Listing:
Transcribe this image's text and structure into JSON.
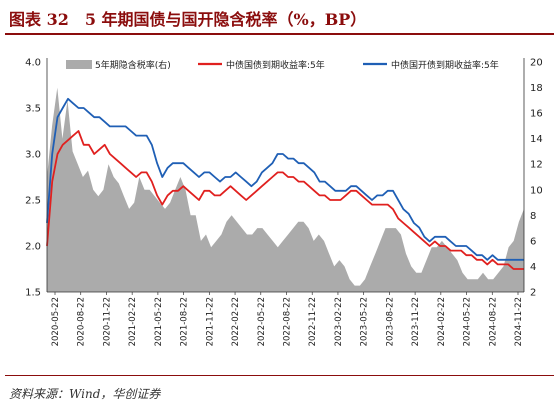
{
  "title": "图表 32　5 年期国债与国开隐含税率（%，BP）",
  "source": "资料来源：Wind，华创证券",
  "colors": {
    "gov": "#E0201F",
    "cdb": "#1F5FB5",
    "tax": "#ABABAB",
    "accent": "#8B0D0D"
  },
  "chart_data": {
    "type": "line",
    "legend_position": "top",
    "grid": false,
    "x_ticks": [
      "2020-05-22",
      "2020-08-22",
      "2020-11-22",
      "2021-02-22",
      "2021-05-22",
      "2021-08-22",
      "2021-11-22",
      "2022-02-22",
      "2022-05-22",
      "2022-08-22",
      "2022-11-22",
      "2023-02-22",
      "2023-05-22",
      "2023-08-22",
      "2023-11-22",
      "2024-02-22",
      "2024-05-22",
      "2024-08-22",
      "2024-11-22"
    ],
    "y_left": {
      "ticks": [
        "1.5",
        "2.0",
        "2.5",
        "3.0",
        "3.5",
        "4.0"
      ],
      "range": [
        1.5,
        4.0
      ]
    },
    "y_right": {
      "ticks": [
        "2",
        "4",
        "6",
        "8",
        "10",
        "12",
        "14",
        "16",
        "18",
        "20"
      ],
      "range": [
        2,
        20
      ]
    },
    "series": [
      {
        "name": "5年期隐含税率(右)",
        "type": "area",
        "axis": "right",
        "values": [
          11,
          15,
          18,
          14,
          17,
          13,
          12,
          11,
          11.5,
          10,
          9.5,
          10,
          12,
          11,
          10.5,
          9.5,
          8.5,
          9,
          11,
          10,
          10,
          9.5,
          9,
          8.5,
          9,
          10,
          11,
          10,
          8,
          8,
          6,
          6.5,
          5.5,
          6,
          6.5,
          7.5,
          8,
          7.5,
          7,
          6.5,
          6.5,
          7,
          7,
          6.5,
          6,
          5.5,
          6,
          6.5,
          7,
          7.5,
          7.5,
          7,
          6,
          6.5,
          6,
          5,
          4,
          4.5,
          4,
          3,
          2.5,
          2.5,
          3,
          4,
          5,
          6,
          7,
          7,
          7,
          6.5,
          5,
          4,
          3.5,
          3.5,
          4.5,
          5.5,
          5.5,
          6,
          5.5,
          5,
          4.5,
          3.5,
          3,
          3,
          3,
          3.5,
          3,
          3,
          3.5,
          4,
          5.5,
          6,
          7.5,
          8.5
        ]
      },
      {
        "name": "中债国债到期收益率:5年",
        "type": "line",
        "axis": "left",
        "values": [
          2.0,
          2.7,
          3.0,
          3.1,
          3.15,
          3.2,
          3.25,
          3.1,
          3.1,
          3.0,
          3.05,
          3.1,
          3.0,
          2.95,
          2.9,
          2.85,
          2.8,
          2.75,
          2.8,
          2.8,
          2.7,
          2.55,
          2.45,
          2.55,
          2.6,
          2.6,
          2.65,
          2.6,
          2.55,
          2.5,
          2.6,
          2.6,
          2.55,
          2.55,
          2.6,
          2.65,
          2.6,
          2.55,
          2.5,
          2.55,
          2.6,
          2.65,
          2.7,
          2.75,
          2.8,
          2.8,
          2.75,
          2.75,
          2.7,
          2.7,
          2.65,
          2.6,
          2.55,
          2.55,
          2.5,
          2.5,
          2.5,
          2.55,
          2.6,
          2.6,
          2.55,
          2.5,
          2.45,
          2.45,
          2.45,
          2.45,
          2.4,
          2.3,
          2.25,
          2.2,
          2.15,
          2.1,
          2.05,
          2.0,
          2.05,
          2.0,
          2.0,
          1.95,
          1.95,
          1.95,
          1.9,
          1.9,
          1.85,
          1.85,
          1.8,
          1.85,
          1.8,
          1.8,
          1.8,
          1.75,
          1.75,
          1.75
        ]
      },
      {
        "name": "中债国开债到期收益率:5年",
        "type": "line",
        "axis": "left",
        "values": [
          2.25,
          3.0,
          3.4,
          3.5,
          3.6,
          3.55,
          3.5,
          3.5,
          3.45,
          3.4,
          3.4,
          3.35,
          3.3,
          3.3,
          3.3,
          3.3,
          3.25,
          3.2,
          3.2,
          3.2,
          3.1,
          2.9,
          2.75,
          2.85,
          2.9,
          2.9,
          2.9,
          2.85,
          2.8,
          2.75,
          2.8,
          2.8,
          2.75,
          2.7,
          2.75,
          2.75,
          2.8,
          2.75,
          2.7,
          2.65,
          2.7,
          2.8,
          2.85,
          2.9,
          3.0,
          3.0,
          2.95,
          2.95,
          2.9,
          2.9,
          2.85,
          2.8,
          2.7,
          2.7,
          2.65,
          2.6,
          2.6,
          2.6,
          2.65,
          2.65,
          2.6,
          2.55,
          2.5,
          2.55,
          2.55,
          2.6,
          2.6,
          2.5,
          2.4,
          2.35,
          2.25,
          2.2,
          2.1,
          2.05,
          2.1,
          2.1,
          2.1,
          2.05,
          2.0,
          2.0,
          2.0,
          1.95,
          1.9,
          1.9,
          1.85,
          1.9,
          1.85,
          1.85,
          1.85,
          1.85,
          1.85,
          1.85
        ]
      }
    ]
  }
}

Task goal:
Quote the records above exactly, leaving out any pictures.

Response to this task:
Transcribe this image's text and structure into JSON.
{
  "title": "图表 32　5 年期国债与国开隐含税率（%，BP）",
  "source": "资料来源：Wind，华创证券",
  "colors": {
    "gov": "#E0201F",
    "cdb": "#1F5FB5",
    "tax": "#ABABAB",
    "accent": "#8B0D0D"
  },
  "chart_data": {
    "type": "line",
    "legend_position": "top",
    "grid": false,
    "x_ticks": [
      "2020-05-22",
      "2020-08-22",
      "2020-11-22",
      "2021-02-22",
      "2021-05-22",
      "2021-08-22",
      "2021-11-22",
      "2022-02-22",
      "2022-05-22",
      "2022-08-22",
      "2022-11-22",
      "2023-02-22",
      "2023-05-22",
      "2023-08-22",
      "2023-11-22",
      "2024-02-22",
      "2024-05-22",
      "2024-08-22",
      "2024-11-22"
    ],
    "y_left": {
      "ticks": [
        "1.5",
        "2.0",
        "2.5",
        "3.0",
        "3.5",
        "4.0"
      ],
      "range": [
        1.5,
        4.0
      ]
    },
    "y_right": {
      "ticks": [
        "2",
        "4",
        "6",
        "8",
        "10",
        "12",
        "14",
        "16",
        "18",
        "20"
      ],
      "range": [
        2,
        20
      ]
    },
    "series": [
      {
        "name": "5年期隐含税率(右)",
        "type": "area",
        "axis": "right",
        "values": [
          11,
          15,
          18,
          14,
          17,
          13,
          12,
          11,
          11.5,
          10,
          9.5,
          10,
          12,
          11,
          10.5,
          9.5,
          8.5,
          9,
          11,
          10,
          10,
          9.5,
          9,
          8.5,
          9,
          10,
          11,
          10,
          8,
          8,
          6,
          6.5,
          5.5,
          6,
          6.5,
          7.5,
          8,
          7.5,
          7,
          6.5,
          6.5,
          7,
          7,
          6.5,
          6,
          5.5,
          6,
          6.5,
          7,
          7.5,
          7.5,
          7,
          6,
          6.5,
          6,
          5,
          4,
          4.5,
          4,
          3,
          2.5,
          2.5,
          3,
          4,
          5,
          6,
          7,
          7,
          7,
          6.5,
          5,
          4,
          3.5,
          3.5,
          4.5,
          5.5,
          5.5,
          6,
          5.5,
          5,
          4.5,
          3.5,
          3,
          3,
          3,
          3.5,
          3,
          3,
          3.5,
          4,
          5.5,
          6,
          7.5,
          8.5
        ]
      },
      {
        "name": "中债国债到期收益率:5年",
        "type": "line",
        "axis": "left",
        "values": [
          2.0,
          2.7,
          3.0,
          3.1,
          3.15,
          3.2,
          3.25,
          3.1,
          3.1,
          3.0,
          3.05,
          3.1,
          3.0,
          2.95,
          2.9,
          2.85,
          2.8,
          2.75,
          2.8,
          2.8,
          2.7,
          2.55,
          2.45,
          2.55,
          2.6,
          2.6,
          2.65,
          2.6,
          2.55,
          2.5,
          2.6,
          2.6,
          2.55,
          2.55,
          2.6,
          2.65,
          2.6,
          2.55,
          2.5,
          2.55,
          2.6,
          2.65,
          2.7,
          2.75,
          2.8,
          2.8,
          2.75,
          2.75,
          2.7,
          2.7,
          2.65,
          2.6,
          2.55,
          2.55,
          2.5,
          2.5,
          2.5,
          2.55,
          2.6,
          2.6,
          2.55,
          2.5,
          2.45,
          2.45,
          2.45,
          2.45,
          2.4,
          2.3,
          2.25,
          2.2,
          2.15,
          2.1,
          2.05,
          2.0,
          2.05,
          2.0,
          2.0,
          1.95,
          1.95,
          1.95,
          1.9,
          1.9,
          1.85,
          1.85,
          1.8,
          1.85,
          1.8,
          1.8,
          1.8,
          1.75,
          1.75,
          1.75
        ]
      },
      {
        "name": "中债国开债到期收益率:5年",
        "type": "line",
        "axis": "left",
        "values": [
          2.25,
          3.0,
          3.4,
          3.5,
          3.6,
          3.55,
          3.5,
          3.5,
          3.45,
          3.4,
          3.4,
          3.35,
          3.3,
          3.3,
          3.3,
          3.3,
          3.25,
          3.2,
          3.2,
          3.2,
          3.1,
          2.9,
          2.75,
          2.85,
          2.9,
          2.9,
          2.9,
          2.85,
          2.8,
          2.75,
          2.8,
          2.8,
          2.75,
          2.7,
          2.75,
          2.75,
          2.8,
          2.75,
          2.7,
          2.65,
          2.7,
          2.8,
          2.85,
          2.9,
          3.0,
          3.0,
          2.95,
          2.95,
          2.9,
          2.9,
          2.85,
          2.8,
          2.7,
          2.7,
          2.65,
          2.6,
          2.6,
          2.6,
          2.65,
          2.65,
          2.6,
          2.55,
          2.5,
          2.55,
          2.55,
          2.6,
          2.6,
          2.5,
          2.4,
          2.35,
          2.25,
          2.2,
          2.1,
          2.05,
          2.1,
          2.1,
          2.1,
          2.05,
          2.0,
          2.0,
          2.0,
          1.95,
          1.9,
          1.9,
          1.85,
          1.9,
          1.85,
          1.85,
          1.85,
          1.85,
          1.85,
          1.85
        ]
      }
    ]
  }
}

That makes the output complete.